═══ WORKING DATA
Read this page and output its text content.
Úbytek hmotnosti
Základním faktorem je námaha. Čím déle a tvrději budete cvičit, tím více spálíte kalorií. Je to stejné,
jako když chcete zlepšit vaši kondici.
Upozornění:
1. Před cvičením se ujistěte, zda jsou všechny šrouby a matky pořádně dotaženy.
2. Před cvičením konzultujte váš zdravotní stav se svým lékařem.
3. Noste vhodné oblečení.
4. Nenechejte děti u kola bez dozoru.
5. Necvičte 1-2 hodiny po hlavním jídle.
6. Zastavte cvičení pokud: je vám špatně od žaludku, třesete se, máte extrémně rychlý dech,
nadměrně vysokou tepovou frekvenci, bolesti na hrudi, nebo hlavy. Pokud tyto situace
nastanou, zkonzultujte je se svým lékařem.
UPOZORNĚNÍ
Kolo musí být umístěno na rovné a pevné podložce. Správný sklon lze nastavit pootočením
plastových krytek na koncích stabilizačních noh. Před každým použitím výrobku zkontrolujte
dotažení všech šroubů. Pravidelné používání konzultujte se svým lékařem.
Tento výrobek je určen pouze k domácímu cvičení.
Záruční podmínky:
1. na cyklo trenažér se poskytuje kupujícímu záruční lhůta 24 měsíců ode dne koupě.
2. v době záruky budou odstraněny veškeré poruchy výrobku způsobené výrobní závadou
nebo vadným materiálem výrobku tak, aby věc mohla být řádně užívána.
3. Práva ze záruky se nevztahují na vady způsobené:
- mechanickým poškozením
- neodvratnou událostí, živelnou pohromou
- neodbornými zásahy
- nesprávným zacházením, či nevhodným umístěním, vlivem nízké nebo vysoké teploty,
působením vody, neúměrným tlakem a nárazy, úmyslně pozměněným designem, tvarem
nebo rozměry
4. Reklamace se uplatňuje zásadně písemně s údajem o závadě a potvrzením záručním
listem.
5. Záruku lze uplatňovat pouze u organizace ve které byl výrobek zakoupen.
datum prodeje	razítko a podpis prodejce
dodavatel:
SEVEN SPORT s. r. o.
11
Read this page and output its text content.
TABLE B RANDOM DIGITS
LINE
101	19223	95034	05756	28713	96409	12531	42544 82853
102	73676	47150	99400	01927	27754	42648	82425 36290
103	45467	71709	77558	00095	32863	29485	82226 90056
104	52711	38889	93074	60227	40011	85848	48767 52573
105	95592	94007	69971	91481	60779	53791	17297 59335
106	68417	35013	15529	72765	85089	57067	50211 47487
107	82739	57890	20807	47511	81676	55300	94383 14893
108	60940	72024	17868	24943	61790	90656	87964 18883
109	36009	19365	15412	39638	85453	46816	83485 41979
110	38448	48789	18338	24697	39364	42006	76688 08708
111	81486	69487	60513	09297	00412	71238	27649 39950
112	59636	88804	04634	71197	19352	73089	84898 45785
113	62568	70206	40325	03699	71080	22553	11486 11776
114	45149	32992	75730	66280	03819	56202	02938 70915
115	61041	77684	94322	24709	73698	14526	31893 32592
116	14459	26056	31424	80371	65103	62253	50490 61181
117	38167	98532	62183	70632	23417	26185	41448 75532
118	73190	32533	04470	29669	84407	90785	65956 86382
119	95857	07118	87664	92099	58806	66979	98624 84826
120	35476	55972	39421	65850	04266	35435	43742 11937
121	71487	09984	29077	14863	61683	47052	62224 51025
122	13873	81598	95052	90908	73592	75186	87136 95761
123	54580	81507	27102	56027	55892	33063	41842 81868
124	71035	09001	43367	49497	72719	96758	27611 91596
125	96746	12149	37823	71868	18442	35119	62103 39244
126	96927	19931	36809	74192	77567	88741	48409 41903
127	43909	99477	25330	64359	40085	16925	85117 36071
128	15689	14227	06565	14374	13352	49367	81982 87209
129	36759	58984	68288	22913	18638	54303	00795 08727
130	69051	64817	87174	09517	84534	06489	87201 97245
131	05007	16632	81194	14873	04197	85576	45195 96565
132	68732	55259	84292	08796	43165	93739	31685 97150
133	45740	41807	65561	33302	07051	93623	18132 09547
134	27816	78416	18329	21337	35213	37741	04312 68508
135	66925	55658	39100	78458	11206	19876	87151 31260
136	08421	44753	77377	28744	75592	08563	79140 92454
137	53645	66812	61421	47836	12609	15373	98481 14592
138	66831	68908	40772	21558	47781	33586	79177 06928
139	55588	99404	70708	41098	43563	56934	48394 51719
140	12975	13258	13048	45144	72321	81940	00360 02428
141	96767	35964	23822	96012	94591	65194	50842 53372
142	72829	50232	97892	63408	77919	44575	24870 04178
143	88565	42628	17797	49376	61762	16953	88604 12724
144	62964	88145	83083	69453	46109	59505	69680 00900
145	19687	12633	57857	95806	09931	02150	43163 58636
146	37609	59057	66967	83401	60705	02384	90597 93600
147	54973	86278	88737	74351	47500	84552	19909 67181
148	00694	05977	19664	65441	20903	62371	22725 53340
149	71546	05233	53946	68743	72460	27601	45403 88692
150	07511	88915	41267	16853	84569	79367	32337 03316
══════
--- YOUR INSTRUCTIONS ---
Reproduce the listing above word for word.

--- THE COMPLETED TASK ---
Read this page and output its text content.
Úbytek hmotnosti
Základním faktorem je námaha. Čím déle a tvrději budete cvičit, tím více spálíte kalorií. Je to stejné,
jako když chcete zlepšit vaši kondici.
Upozornění:
1. Před cvičením se ujistěte, zda jsou všechny šrouby a matky pořádně dotaženy.
2. Před cvičením konzultujte váš zdravotní stav se svým lékařem.
3. Noste vhodné oblečení.
4. Nenechejte děti u kola bez dozoru.
5. Necvičte 1-2 hodiny po hlavním jídle.
6. Zastavte cvičení pokud: je vám špatně od žaludku, třesete se, máte extrémně rychlý dech,
nadměrně vysokou tepovou frekvenci, bolesti na hrudi, nebo hlavy. Pokud tyto situace
nastanou, zkonzultujte je se svým lékařem.
UPOZORNĚNÍ
Kolo musí být umístěno na rovné a pevné podložce. Správný sklon lze nastavit pootočením
plastových krytek na koncích stabilizačních noh. Před každým použitím výrobku zkontrolujte
dotažení všech šroubů. Pravidelné používání konzultujte se svým lékařem.
Tento výrobek je určen pouze k domácímu cvičení.
Záruční podmínky:
1. na cyklo trenažér se poskytuje kupujícímu záruční lhůta 24 měsíců ode dne koupě.
2. v době záruky budou odstraněny veškeré poruchy výrobku způsobené výrobní závadou
nebo vadným materiálem výrobku tak, aby věc mohla být řádně užívána.
3. Práva ze záruky se nevztahují na vady způsobené:
- mechanickým poškozením
- neodvratnou událostí, živelnou pohromou
- neodbornými zásahy
- nesprávným zacházením, či nevhodným umístěním, vlivem nízké nebo vysoké teploty,
působením vody, neúměrným tlakem a nárazy, úmyslně pozměněným designem, tvarem
nebo rozměry
4. Reklamace se uplatňuje zásadně písemně s údajem o závadě a potvrzením záručním
listem.
5. Záruku lze uplatňovat pouze u organizace ve které byl výrobek zakoupen.
datum prodeje	razítko a podpis prodejce
dodavatel:
SEVEN SPORT s. r. o.
11
Read this page and output its text content.
TABLE B RANDOM DIGITS
LINE
101	19223	95034	05756	28713	96409	12531	42544 82853
102	73676	47150	99400	01927	27754	42648	82425 36290
103	45467	71709	77558	00095	32863	29485	82226 90056
104	52711	38889	93074	60227	40011	85848	48767 52573
105	95592	94007	69971	91481	60779	53791	17297 59335
106	68417	35013	15529	72765	85089	57067	50211 47487
107	82739	57890	20807	47511	81676	55300	94383 14893
108	60940	72024	17868	24943	61790	90656	87964 18883
109	36009	19365	15412	39638	85453	46816	83485 41979
110	38448	48789	18338	24697	39364	42006	76688 08708
111	81486	69487	60513	09297	00412	71238	27649 39950
112	59636	88804	04634	71197	19352	73089	84898 45785
113	62568	70206	40325	03699	71080	22553	11486 11776
114	45149	32992	75730	66280	03819	56202	02938 70915
115	61041	77684	94322	24709	73698	14526	31893 32592
116	14459	26056	31424	80371	65103	62253	50490 61181
117	38167	98532	62183	70632	23417	26185	41448 75532
118	73190	32533	04470	29669	84407	90785	65956 86382
119	95857	07118	87664	92099	58806	66979	98624 84826
120	35476	55972	39421	65850	04266	35435	43742 11937
121	71487	09984	29077	14863	61683	47052	62224 51025
122	13873	81598	95052	90908	73592	75186	87136 95761
123	54580	81507	27102	56027	55892	33063	41842 81868
124	71035	09001	43367	49497	72719	96758	27611 91596
125	96746	12149	37823	71868	18442	35119	62103 39244
126	96927	19931	36809	74192	77567	88741	48409 41903
127	43909	99477	25330	64359	40085	16925	85117 36071
128	15689	14227	06565	14374	13352	49367	81982 87209
129	36759	58984	68288	22913	18638	54303	00795 08727
130	69051	64817	87174	09517	84534	06489	87201 97245
131	05007	16632	81194	14873	04197	85576	45195 96565
132	68732	55259	84292	08796	43165	93739	31685 97150
133	45740	41807	65561	33302	07051	93623	18132 09547
134	27816	78416	18329	21337	35213	37741	04312 68508
135	66925	55658	39100	78458	11206	19876	87151 31260
136	08421	44753	77377	28744	75592	08563	79140 92454
137	53645	66812	61421	47836	12609	15373	98481 14592
138	66831	68908	40772	21558	47781	33586	79177 06928
139	55588	99404	70708	41098	43563	56934	48394 51719
140	12975	13258	13048	45144	72321	81940	00360 02428
141	96767	35964	23822	96012	94591	65194	50842 53372
142	72829	50232	97892	63408	77919	44575	24870 04178
143	88565	42628	17797	49376	61762	16953	88604 12724
144	62964	88145	83083	69453	46109	59505	69680 00900
145	19687	12633	57857	95806	09931	02150	43163 58636
146	37609	59057	66967	83401	60705	02384	90597 93600
147	54973	86278	88737	74351	47500	84552	19909 67181
148	00694	05977	19664	65441	20903	62371	22725 53340
149	71546	05233	53946	68743	72460	27601	45403 88692
150	07511	88915	41267	16853	84569	79367	32337 03316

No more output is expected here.